Repeat each line of the material below exactly as it appears, minus any pictures.

== Saved entries ==
--- begin ---

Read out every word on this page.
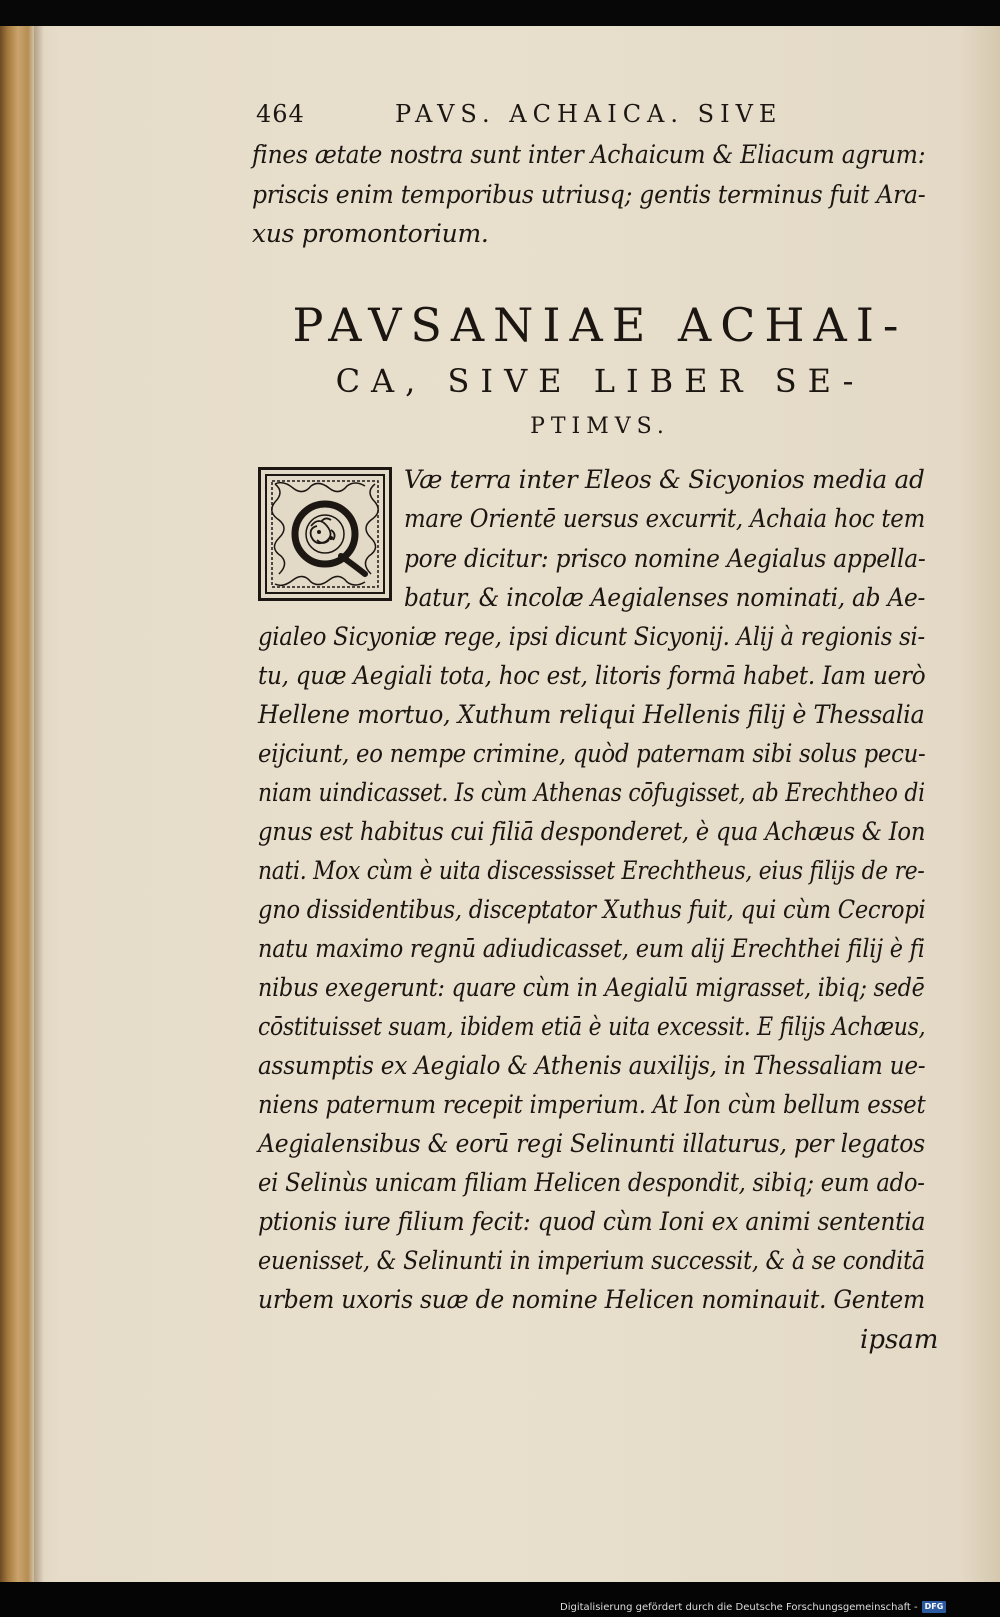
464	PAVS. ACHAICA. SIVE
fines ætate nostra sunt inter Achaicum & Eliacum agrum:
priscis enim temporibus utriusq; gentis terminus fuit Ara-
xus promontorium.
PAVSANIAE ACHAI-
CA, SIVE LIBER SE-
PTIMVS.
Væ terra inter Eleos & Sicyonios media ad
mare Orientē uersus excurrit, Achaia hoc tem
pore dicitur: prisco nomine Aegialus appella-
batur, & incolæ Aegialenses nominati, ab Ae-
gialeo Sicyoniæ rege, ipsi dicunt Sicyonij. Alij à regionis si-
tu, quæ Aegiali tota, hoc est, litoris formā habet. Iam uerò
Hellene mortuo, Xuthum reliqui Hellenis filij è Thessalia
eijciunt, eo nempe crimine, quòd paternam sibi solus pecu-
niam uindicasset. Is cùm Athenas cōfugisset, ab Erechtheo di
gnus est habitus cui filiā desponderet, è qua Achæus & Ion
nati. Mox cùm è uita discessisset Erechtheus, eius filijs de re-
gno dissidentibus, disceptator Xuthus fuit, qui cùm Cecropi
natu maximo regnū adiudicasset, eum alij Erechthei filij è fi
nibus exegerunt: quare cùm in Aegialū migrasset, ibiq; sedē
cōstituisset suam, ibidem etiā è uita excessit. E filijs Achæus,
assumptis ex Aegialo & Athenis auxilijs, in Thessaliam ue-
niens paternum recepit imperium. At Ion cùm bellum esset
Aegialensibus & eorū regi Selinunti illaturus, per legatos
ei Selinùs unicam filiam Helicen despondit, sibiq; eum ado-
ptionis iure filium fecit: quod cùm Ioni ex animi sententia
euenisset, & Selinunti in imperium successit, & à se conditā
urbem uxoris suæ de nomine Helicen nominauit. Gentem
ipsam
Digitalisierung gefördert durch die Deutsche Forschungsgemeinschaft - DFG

--- end ---

== Response below ==
Read out every word on this page.
464	PAVS. ACHAICA. SIVE
fines ætate nostra sunt inter Achaicum & Eliacum agrum:
priscis enim temporibus utriusq; gentis terminus fuit Ara-
xus promontorium.
PAVSANIAE ACHAI-
CA, SIVE LIBER SE-
PTIMVS.
Væ terra inter Eleos & Sicyonios media ad
mare Orientē uersus excurrit, Achaia hoc tem
pore dicitur: prisco nomine Aegialus appella-
batur, & incolæ Aegialenses nominati, ab Ae-
gialeo Sicyoniæ rege, ipsi dicunt Sicyonij. Alij à regionis si-
tu, quæ Aegiali tota, hoc est, litoris formā habet. Iam uerò
Hellene mortuo, Xuthum reliqui Hellenis filij è Thessalia
eijciunt, eo nempe crimine, quòd paternam sibi solus pecu-
niam uindicasset. Is cùm Athenas cōfugisset, ab Erechtheo di
gnus est habitus cui filiā desponderet, è qua Achæus & Ion
nati. Mox cùm è uita discessisset Erechtheus, eius filijs de re-
gno dissidentibus, disceptator Xuthus fuit, qui cùm Cecropi
natu maximo regnū adiudicasset, eum alij Erechthei filij è fi
nibus exegerunt: quare cùm in Aegialū migrasset, ibiq; sedē
cōstituisset suam, ibidem etiā è uita excessit. E filijs Achæus,
assumptis ex Aegialo & Athenis auxilijs, in Thessaliam ue-
niens paternum recepit imperium. At Ion cùm bellum esset
Aegialensibus & eorū regi Selinunti illaturus, per legatos
ei Selinùs unicam filiam Helicen despondit, sibiq; eum ado-
ptionis iure filium fecit: quod cùm Ioni ex animi sententia
euenisset, & Selinunti in imperium successit, & à se conditā
urbem uxoris suæ de nomine Helicen nominauit. Gentem
ipsam
Digitalisierung gefördert durch die Deutsche Forschungsgemeinschaft - DFG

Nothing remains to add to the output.